### [Exercise aim]
Please transcribe every line of the items below without changing a character, and leave the pictures out of your answer.

### [Record set]
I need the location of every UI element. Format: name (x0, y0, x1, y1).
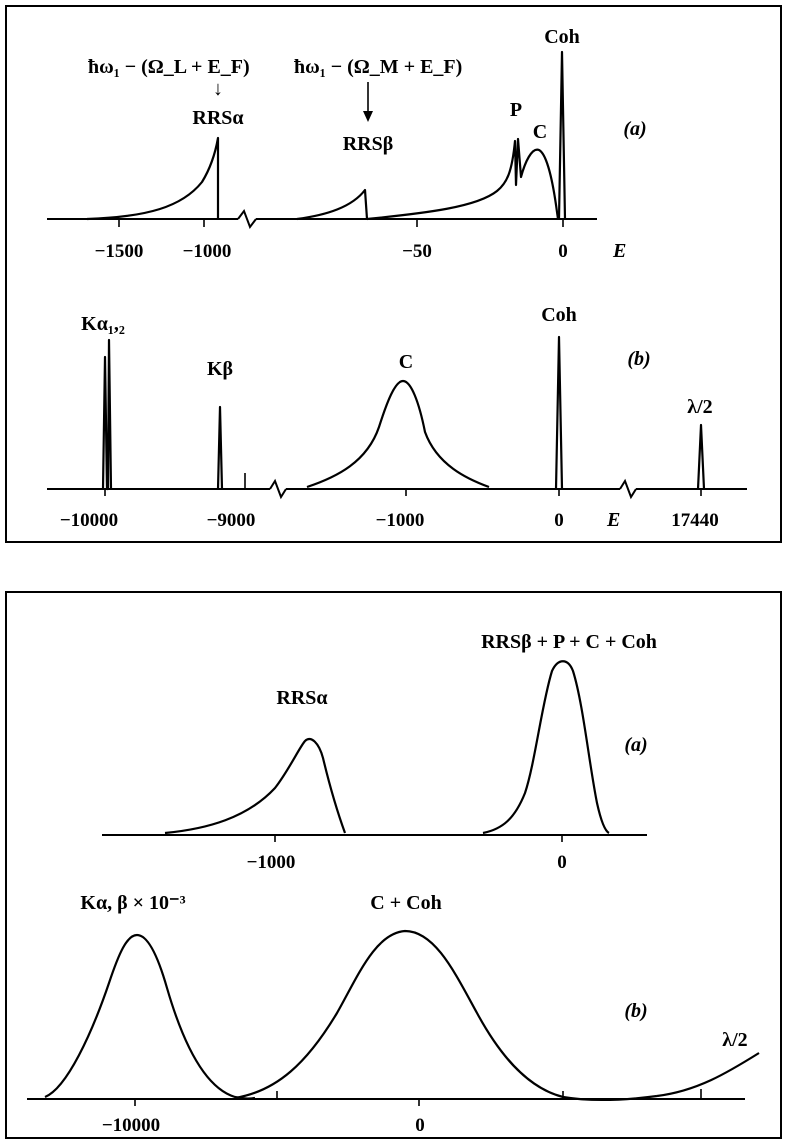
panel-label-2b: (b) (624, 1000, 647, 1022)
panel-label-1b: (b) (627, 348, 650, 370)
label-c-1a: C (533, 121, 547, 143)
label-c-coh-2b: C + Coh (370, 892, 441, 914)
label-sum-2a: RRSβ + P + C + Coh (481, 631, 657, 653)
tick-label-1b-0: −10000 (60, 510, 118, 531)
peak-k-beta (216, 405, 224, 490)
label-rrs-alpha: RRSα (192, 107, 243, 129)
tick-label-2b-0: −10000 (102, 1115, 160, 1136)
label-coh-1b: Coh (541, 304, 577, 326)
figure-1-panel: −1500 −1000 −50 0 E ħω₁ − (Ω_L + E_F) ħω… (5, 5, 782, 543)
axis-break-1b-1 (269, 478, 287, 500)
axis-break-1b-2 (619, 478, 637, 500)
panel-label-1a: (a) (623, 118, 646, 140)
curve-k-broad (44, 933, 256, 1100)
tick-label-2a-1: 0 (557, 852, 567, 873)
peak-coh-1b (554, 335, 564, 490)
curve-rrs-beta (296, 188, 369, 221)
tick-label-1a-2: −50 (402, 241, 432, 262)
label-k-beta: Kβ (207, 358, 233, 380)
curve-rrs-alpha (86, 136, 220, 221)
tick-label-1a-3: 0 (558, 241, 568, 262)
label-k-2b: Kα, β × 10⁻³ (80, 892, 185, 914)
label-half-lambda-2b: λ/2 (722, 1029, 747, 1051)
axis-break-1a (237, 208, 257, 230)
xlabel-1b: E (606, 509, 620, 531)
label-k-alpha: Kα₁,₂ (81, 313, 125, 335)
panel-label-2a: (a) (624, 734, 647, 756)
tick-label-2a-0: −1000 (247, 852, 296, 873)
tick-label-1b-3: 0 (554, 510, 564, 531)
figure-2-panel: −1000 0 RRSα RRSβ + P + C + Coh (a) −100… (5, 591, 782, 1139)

### [Solution below]
I need the location of every UI element. Format: name (x0, y0, x1, y1).
panel-label-2b: (b) (624, 1000, 647, 1022)
panel-label-1b: (b) (627, 348, 650, 370)
label-c-1a: C (533, 121, 547, 143)
label-c-coh-2b: C + Coh (370, 892, 441, 914)
label-sum-2a: RRSβ + P + C + Coh (481, 631, 657, 653)
tick-label-1b-0: −10000 (60, 510, 118, 531)
peak-k-beta (216, 405, 224, 490)
label-rrs-alpha: RRSα (192, 107, 243, 129)
tick-label-2b-0: −10000 (102, 1115, 160, 1136)
label-coh-1b: Coh (541, 304, 577, 326)
figure-1-panel: −1500 −1000 −50 0 E ħω₁ − (Ω_L + E_F) ħω… (5, 5, 782, 543)
axis-break-1b-1 (269, 478, 287, 500)
axis-break-1b-2 (619, 478, 637, 500)
panel-label-1a: (a) (623, 118, 646, 140)
curve-k-broad (44, 933, 256, 1100)
tick-label-2a-1: 0 (557, 852, 567, 873)
peak-coh-1b (554, 335, 564, 490)
curve-rrs-beta (296, 188, 369, 221)
tick-label-1a-2: −50 (402, 241, 432, 262)
label-k-beta: Kβ (207, 358, 233, 380)
curve-rrs-alpha (86, 136, 220, 221)
tick-label-1a-3: 0 (558, 241, 568, 262)
label-k-2b: Kα, β × 10⁻³ (80, 892, 185, 914)
label-half-lambda-2b: λ/2 (722, 1029, 747, 1051)
axis-break-1a (237, 208, 257, 230)
xlabel-1b: E (606, 509, 620, 531)
label-k-alpha: Kα₁,₂ (81, 313, 125, 335)
panel-label-2a: (a) (624, 734, 647, 756)
tick-label-2a-0: −1000 (247, 852, 296, 873)
tick-label-1b-3: 0 (554, 510, 564, 531)
figure-2-panel: −1000 0 RRSα RRSβ + P + C + Coh (a) −100… (5, 591, 782, 1139)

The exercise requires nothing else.